→ **Task requirements**
Identify all lines in the listing that include the word "icon", and copy them out.

→ **Input for this task**
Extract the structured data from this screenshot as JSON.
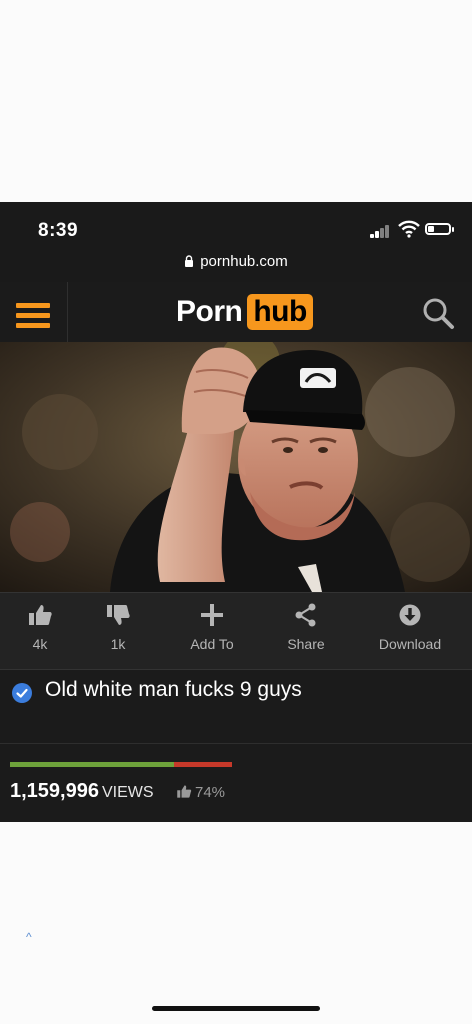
{
  "status_bar": {
    "time": "8:39"
  },
  "browser": {
    "url": "pornhub.com"
  },
  "site": {
    "logo_left": "Porn",
    "logo_right": "hub",
    "accent_color": "#f7971d"
  },
  "video": {
    "thumbnail": "umpire-fist-pump-photo"
  },
  "actions": [
    {
      "icon": "thumbs-up-icon",
      "label": "4k"
    },
    {
      "icon": "thumbs-down-icon",
      "label": "1k"
    },
    {
      "icon": "plus-icon",
      "label": "Add To"
    },
    {
      "icon": "share-icon",
      "label": "Share"
    },
    {
      "icon": "download-icon",
      "label": "Download"
    }
  ],
  "video_info": {
    "title": "Old white man fucks 9 guys",
    "views_count": "1,159,996",
    "views_label": "VIEWS",
    "rating_percent": "74%",
    "rating_fraction": 0.74,
    "good_color": "#6ea23b",
    "bad_color": "#c6392a"
  }
}
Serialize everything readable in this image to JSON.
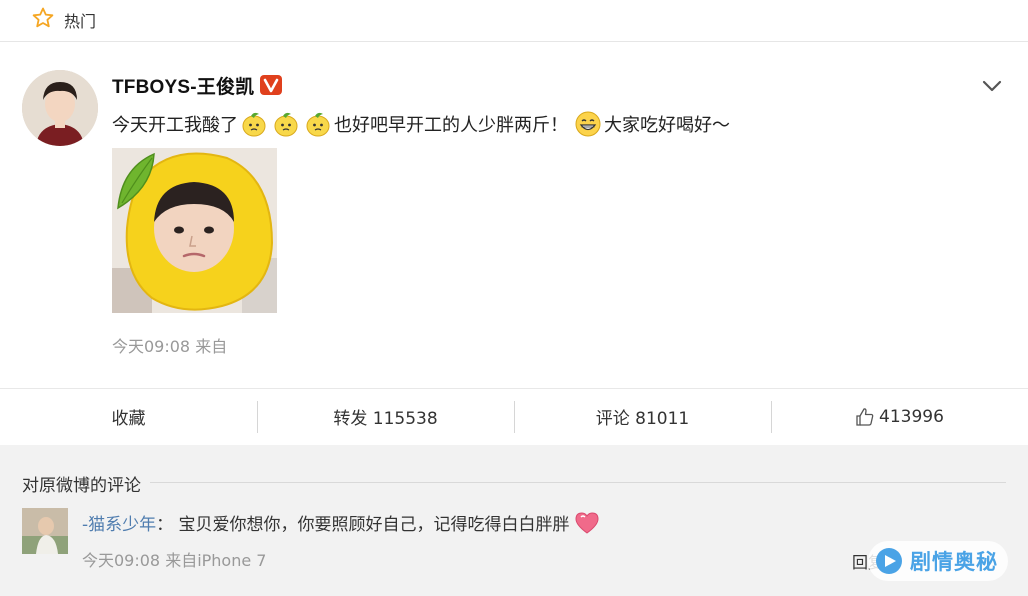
{
  "hot": {
    "label": "热门"
  },
  "post": {
    "username": "TFBOYS-王俊凯",
    "text_part1": "今天开工我酸了",
    "text_part2": "也好吧早开工的人少胖两斤！",
    "text_part3": "大家吃好喝好～",
    "meta": "今天09:08 来自"
  },
  "actions": {
    "collect": "收藏",
    "repost": "转发 115538",
    "comment": "评论 81011",
    "like": "413996"
  },
  "comments": {
    "header": "对原微博的评论",
    "items": [
      {
        "name": "-猫系少年",
        "text": "：  宝贝爱你想你，你要照顾好自己，记得吃得白白胖胖",
        "meta": "今天09:08 来自iPhone 7",
        "reply": "回复"
      }
    ]
  },
  "watermark": {
    "text": "剧情奥秘"
  },
  "colors": {
    "link_blue": "#507daf",
    "vip_red": "#e0401d",
    "star_orange": "#f5a623",
    "watermark_blue": "#4aa3e6"
  }
}
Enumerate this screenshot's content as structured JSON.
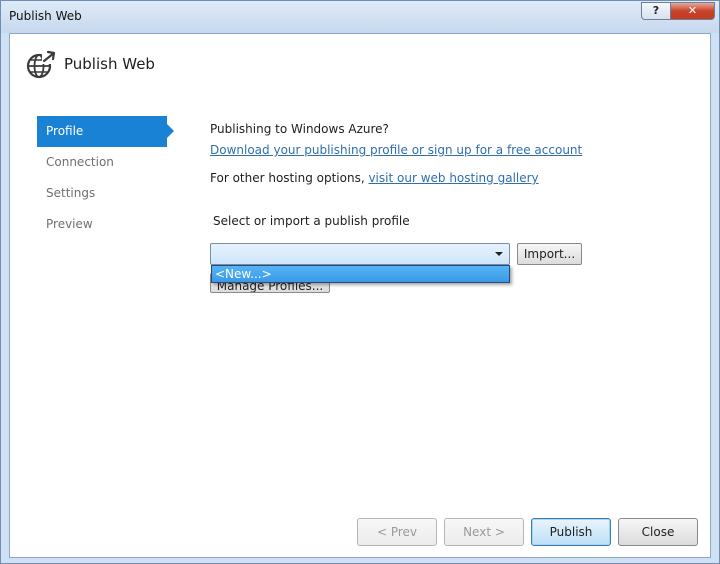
{
  "window": {
    "title": "Publish Web",
    "help_label": "?",
    "close_label": "✕"
  },
  "header": {
    "title": "Publish Web",
    "icon": "globe-arrow-icon"
  },
  "nav": {
    "items": [
      {
        "label": "Profile",
        "active": true
      },
      {
        "label": "Connection",
        "active": false
      },
      {
        "label": "Settings",
        "active": false
      },
      {
        "label": "Preview",
        "active": false
      }
    ]
  },
  "main": {
    "azure_question": "Publishing to Windows Azure?",
    "azure_link": "Download your publishing profile or sign up for a free account",
    "other_prefix": "For other hosting options, ",
    "other_link": "visit our web hosting gallery",
    "select_label": "Select or import a publish profile",
    "combo_value": "",
    "dropdown_option": "<New...>",
    "manage_label": "Manage Profiles...",
    "import_label": "Import..."
  },
  "footer": {
    "prev_label": "< Prev",
    "next_label": "Next >",
    "publish_label": "Publish",
    "close_label": "Close"
  },
  "colors": {
    "accent": "#1a82d4",
    "link": "#2f6faf",
    "dropdown_highlight": "#3a9ae8"
  }
}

→ **Correct answer**
      "icon": "thumbs-up-icon",
      "icon": "thumbs-down-icon",
      "icon": "plus-icon",
      "icon": "share-icon",
      "icon": "download-icon",
    "icon": "globe-arrow-icon"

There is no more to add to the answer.